■ **Requirements**
Reproduce the entries in full, with no changes.

■ **Task material**
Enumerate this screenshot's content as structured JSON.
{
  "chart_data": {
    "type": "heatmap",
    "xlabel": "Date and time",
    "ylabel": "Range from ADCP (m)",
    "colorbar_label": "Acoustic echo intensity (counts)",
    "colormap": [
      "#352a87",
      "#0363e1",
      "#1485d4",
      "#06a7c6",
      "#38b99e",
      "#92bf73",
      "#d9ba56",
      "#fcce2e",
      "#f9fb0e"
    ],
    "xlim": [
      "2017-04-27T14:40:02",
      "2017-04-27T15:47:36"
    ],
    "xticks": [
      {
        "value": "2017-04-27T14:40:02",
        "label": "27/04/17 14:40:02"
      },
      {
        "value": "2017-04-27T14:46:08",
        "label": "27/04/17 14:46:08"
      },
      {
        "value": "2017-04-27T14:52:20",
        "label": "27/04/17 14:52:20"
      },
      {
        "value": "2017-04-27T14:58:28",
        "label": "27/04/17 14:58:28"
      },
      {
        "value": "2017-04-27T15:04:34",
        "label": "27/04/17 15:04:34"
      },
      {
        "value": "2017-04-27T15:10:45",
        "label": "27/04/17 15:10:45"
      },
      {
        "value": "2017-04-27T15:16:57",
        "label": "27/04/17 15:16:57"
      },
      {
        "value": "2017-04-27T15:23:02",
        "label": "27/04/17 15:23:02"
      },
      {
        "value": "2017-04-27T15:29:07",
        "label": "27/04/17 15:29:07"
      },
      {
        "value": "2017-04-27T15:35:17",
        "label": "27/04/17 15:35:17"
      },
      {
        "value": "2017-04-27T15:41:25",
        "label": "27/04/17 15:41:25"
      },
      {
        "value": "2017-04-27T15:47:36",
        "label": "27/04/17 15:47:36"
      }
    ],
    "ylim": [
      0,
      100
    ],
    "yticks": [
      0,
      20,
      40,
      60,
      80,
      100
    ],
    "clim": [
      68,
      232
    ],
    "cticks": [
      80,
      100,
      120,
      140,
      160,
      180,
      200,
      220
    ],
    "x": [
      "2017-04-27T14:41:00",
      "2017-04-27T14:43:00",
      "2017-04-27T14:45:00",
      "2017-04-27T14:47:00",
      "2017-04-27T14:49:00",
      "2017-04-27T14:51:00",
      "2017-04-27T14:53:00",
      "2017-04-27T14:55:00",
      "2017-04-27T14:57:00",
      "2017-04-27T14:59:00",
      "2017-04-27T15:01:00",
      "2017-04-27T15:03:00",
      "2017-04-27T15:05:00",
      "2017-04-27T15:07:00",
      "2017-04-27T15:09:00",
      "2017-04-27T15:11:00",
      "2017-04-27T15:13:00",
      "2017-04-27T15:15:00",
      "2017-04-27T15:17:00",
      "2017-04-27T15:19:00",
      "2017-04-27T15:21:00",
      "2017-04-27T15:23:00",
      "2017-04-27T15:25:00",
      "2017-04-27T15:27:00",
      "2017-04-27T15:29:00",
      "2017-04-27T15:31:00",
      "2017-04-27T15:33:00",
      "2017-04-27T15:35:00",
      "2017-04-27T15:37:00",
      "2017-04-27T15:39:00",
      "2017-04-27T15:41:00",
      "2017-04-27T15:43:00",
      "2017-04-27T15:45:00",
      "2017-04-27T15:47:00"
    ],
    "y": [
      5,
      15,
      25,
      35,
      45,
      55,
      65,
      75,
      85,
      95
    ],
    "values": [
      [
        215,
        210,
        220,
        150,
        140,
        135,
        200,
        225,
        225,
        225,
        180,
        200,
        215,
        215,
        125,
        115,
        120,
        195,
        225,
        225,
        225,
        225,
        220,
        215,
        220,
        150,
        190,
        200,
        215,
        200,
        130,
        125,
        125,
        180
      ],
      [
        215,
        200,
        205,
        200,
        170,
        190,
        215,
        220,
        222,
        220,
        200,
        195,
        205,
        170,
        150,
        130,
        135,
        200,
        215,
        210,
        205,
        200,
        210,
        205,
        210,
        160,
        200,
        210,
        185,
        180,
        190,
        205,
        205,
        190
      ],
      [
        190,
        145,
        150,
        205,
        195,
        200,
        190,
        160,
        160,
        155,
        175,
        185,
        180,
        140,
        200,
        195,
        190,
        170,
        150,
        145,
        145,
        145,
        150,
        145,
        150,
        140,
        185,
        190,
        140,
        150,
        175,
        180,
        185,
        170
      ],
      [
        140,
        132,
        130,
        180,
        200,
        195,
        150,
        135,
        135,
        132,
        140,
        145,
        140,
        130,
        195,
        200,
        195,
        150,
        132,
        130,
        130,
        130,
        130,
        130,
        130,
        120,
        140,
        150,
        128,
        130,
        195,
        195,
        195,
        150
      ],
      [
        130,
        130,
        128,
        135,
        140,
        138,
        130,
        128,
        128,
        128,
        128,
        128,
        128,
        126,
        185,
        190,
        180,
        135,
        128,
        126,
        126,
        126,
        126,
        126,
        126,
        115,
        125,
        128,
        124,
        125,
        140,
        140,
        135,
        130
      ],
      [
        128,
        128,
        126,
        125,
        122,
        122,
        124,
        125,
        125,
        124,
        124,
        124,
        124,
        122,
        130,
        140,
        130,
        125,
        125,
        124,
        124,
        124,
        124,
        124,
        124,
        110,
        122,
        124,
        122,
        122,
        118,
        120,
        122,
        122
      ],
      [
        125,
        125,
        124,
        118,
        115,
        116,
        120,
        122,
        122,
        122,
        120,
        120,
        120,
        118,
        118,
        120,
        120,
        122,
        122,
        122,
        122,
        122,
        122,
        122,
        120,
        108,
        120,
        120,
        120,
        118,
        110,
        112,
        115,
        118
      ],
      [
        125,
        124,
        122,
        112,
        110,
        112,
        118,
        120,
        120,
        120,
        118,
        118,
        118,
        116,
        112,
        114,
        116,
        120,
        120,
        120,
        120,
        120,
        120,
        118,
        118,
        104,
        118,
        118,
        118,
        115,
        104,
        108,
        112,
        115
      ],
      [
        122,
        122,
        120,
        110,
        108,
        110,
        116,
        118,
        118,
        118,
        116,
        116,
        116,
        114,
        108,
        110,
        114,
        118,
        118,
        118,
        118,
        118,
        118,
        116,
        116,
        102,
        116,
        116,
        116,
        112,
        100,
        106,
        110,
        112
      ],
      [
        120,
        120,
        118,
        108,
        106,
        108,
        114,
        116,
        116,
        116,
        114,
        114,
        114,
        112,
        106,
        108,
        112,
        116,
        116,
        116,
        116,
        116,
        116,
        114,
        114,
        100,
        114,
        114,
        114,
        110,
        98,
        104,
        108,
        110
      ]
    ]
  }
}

■ **Expected answer**
Enumerate this screenshot's content as structured JSON.
{
  "chart_data": {
    "type": "heatmap",
    "xlabel": "Date and time",
    "ylabel": "Range from ADCP (m)",
    "colorbar_label": "Acoustic echo intensity (counts)",
    "colormap": [
      "#352a87",
      "#0363e1",
      "#1485d4",
      "#06a7c6",
      "#38b99e",
      "#92bf73",
      "#d9ba56",
      "#fcce2e",
      "#f9fb0e"
    ],
    "xlim": [
      "2017-04-27T14:40:02",
      "2017-04-27T15:47:36"
    ],
    "xticks": [
      {
        "value": "2017-04-27T14:40:02",
        "label": "27/04/17 14:40:02"
      },
      {
        "value": "2017-04-27T14:46:08",
        "label": "27/04/17 14:46:08"
      },
      {
        "value": "2017-04-27T14:52:20",
        "label": "27/04/17 14:52:20"
      },
      {
        "value": "2017-04-27T14:58:28",
        "label": "27/04/17 14:58:28"
      },
      {
        "value": "2017-04-27T15:04:34",
        "label": "27/04/17 15:04:34"
      },
      {
        "value": "2017-04-27T15:10:45",
        "label": "27/04/17 15:10:45"
      },
      {
        "value": "2017-04-27T15:16:57",
        "label": "27/04/17 15:16:57"
      },
      {
        "value": "2017-04-27T15:23:02",
        "label": "27/04/17 15:23:02"
      },
      {
        "value": "2017-04-27T15:29:07",
        "label": "27/04/17 15:29:07"
      },
      {
        "value": "2017-04-27T15:35:17",
        "label": "27/04/17 15:35:17"
      },
      {
        "value": "2017-04-27T15:41:25",
        "label": "27/04/17 15:41:25"
      },
      {
        "value": "2017-04-27T15:47:36",
        "label": "27/04/17 15:47:36"
      }
    ],
    "ylim": [
      0,
      100
    ],
    "yticks": [
      0,
      20,
      40,
      60,
      80,
      100
    ],
    "clim": [
      68,
      232
    ],
    "cticks": [
      80,
      100,
      120,
      140,
      160,
      180,
      200,
      220
    ],
    "x": [
      "2017-04-27T14:41:00",
      "2017-04-27T14:43:00",
      "2017-04-27T14:45:00",
      "2017-04-27T14:47:00",
      "2017-04-27T14:49:00",
      "2017-04-27T14:51:00",
      "2017-04-27T14:53:00",
      "2017-04-27T14:55:00",
      "2017-04-27T14:57:00",
      "2017-04-27T14:59:00",
      "2017-04-27T15:01:00",
      "2017-04-27T15:03:00",
      "2017-04-27T15:05:00",
      "2017-04-27T15:07:00",
      "2017-04-27T15:09:00",
      "2017-04-27T15:11:00",
      "2017-04-27T15:13:00",
      "2017-04-27T15:15:00",
      "2017-04-27T15:17:00",
      "2017-04-27T15:19:00",
      "2017-04-27T15:21:00",
      "2017-04-27T15:23:00",
      "2017-04-27T15:25:00",
      "2017-04-27T15:27:00",
      "2017-04-27T15:29:00",
      "2017-04-27T15:31:00",
      "2017-04-27T15:33:00",
      "2017-04-27T15:35:00",
      "2017-04-27T15:37:00",
      "2017-04-27T15:39:00",
      "2017-04-27T15:41:00",
      "2017-04-27T15:43:00",
      "2017-04-27T15:45:00",
      "2017-04-27T15:47:00"
    ],
    "y": [
      5,
      15,
      25,
      35,
      45,
      55,
      65,
      75,
      85,
      95
    ],
    "values": [
      [
        215,
        210,
        220,
        150,
        140,
        135,
        200,
        225,
        225,
        225,
        180,
        200,
        215,
        215,
        125,
        115,
        120,
        195,
        225,
        225,
        225,
        225,
        220,
        215,
        220,
        150,
        190,
        200,
        215,
        200,
        130,
        125,
        125,
        180
      ],
      [
        215,
        200,
        205,
        200,
        170,
        190,
        215,
        220,
        222,
        220,
        200,
        195,
        205,
        170,
        150,
        130,
        135,
        200,
        215,
        210,
        205,
        200,
        210,
        205,
        210,
        160,
        200,
        210,
        185,
        180,
        190,
        205,
        205,
        190
      ],
      [
        190,
        145,
        150,
        205,
        195,
        200,
        190,
        160,
        160,
        155,
        175,
        185,
        180,
        140,
        200,
        195,
        190,
        170,
        150,
        145,
        145,
        145,
        150,
        145,
        150,
        140,
        185,
        190,
        140,
        150,
        175,
        180,
        185,
        170
      ],
      [
        140,
        132,
        130,
        180,
        200,
        195,
        150,
        135,
        135,
        132,
        140,
        145,
        140,
        130,
        195,
        200,
        195,
        150,
        132,
        130,
        130,
        130,
        130,
        130,
        130,
        120,
        140,
        150,
        128,
        130,
        195,
        195,
        195,
        150
      ],
      [
        130,
        130,
        128,
        135,
        140,
        138,
        130,
        128,
        128,
        128,
        128,
        128,
        128,
        126,
        185,
        190,
        180,
        135,
        128,
        126,
        126,
        126,
        126,
        126,
        126,
        115,
        125,
        128,
        124,
        125,
        140,
        140,
        135,
        130
      ],
      [
        128,
        128,
        126,
        125,
        122,
        122,
        124,
        125,
        125,
        124,
        124,
        124,
        124,
        122,
        130,
        140,
        130,
        125,
        125,
        124,
        124,
        124,
        124,
        124,
        124,
        110,
        122,
        124,
        122,
        122,
        118,
        120,
        122,
        122
      ],
      [
        125,
        125,
        124,
        118,
        115,
        116,
        120,
        122,
        122,
        122,
        120,
        120,
        120,
        118,
        118,
        120,
        120,
        122,
        122,
        122,
        122,
        122,
        122,
        122,
        120,
        108,
        120,
        120,
        120,
        118,
        110,
        112,
        115,
        118
      ],
      [
        125,
        124,
        122,
        112,
        110,
        112,
        118,
        120,
        120,
        120,
        118,
        118,
        118,
        116,
        112,
        114,
        116,
        120,
        120,
        120,
        120,
        120,
        120,
        118,
        118,
        104,
        118,
        118,
        118,
        115,
        104,
        108,
        112,
        115
      ],
      [
        122,
        122,
        120,
        110,
        108,
        110,
        116,
        118,
        118,
        118,
        116,
        116,
        116,
        114,
        108,
        110,
        114,
        118,
        118,
        118,
        118,
        118,
        118,
        116,
        116,
        102,
        116,
        116,
        116,
        112,
        100,
        106,
        110,
        112
      ],
      [
        120,
        120,
        118,
        108,
        106,
        108,
        114,
        116,
        116,
        116,
        114,
        114,
        114,
        112,
        106,
        108,
        112,
        116,
        116,
        116,
        116,
        116,
        116,
        114,
        114,
        100,
        114,
        114,
        114,
        110,
        98,
        104,
        108,
        110
      ]
    ]
  }
}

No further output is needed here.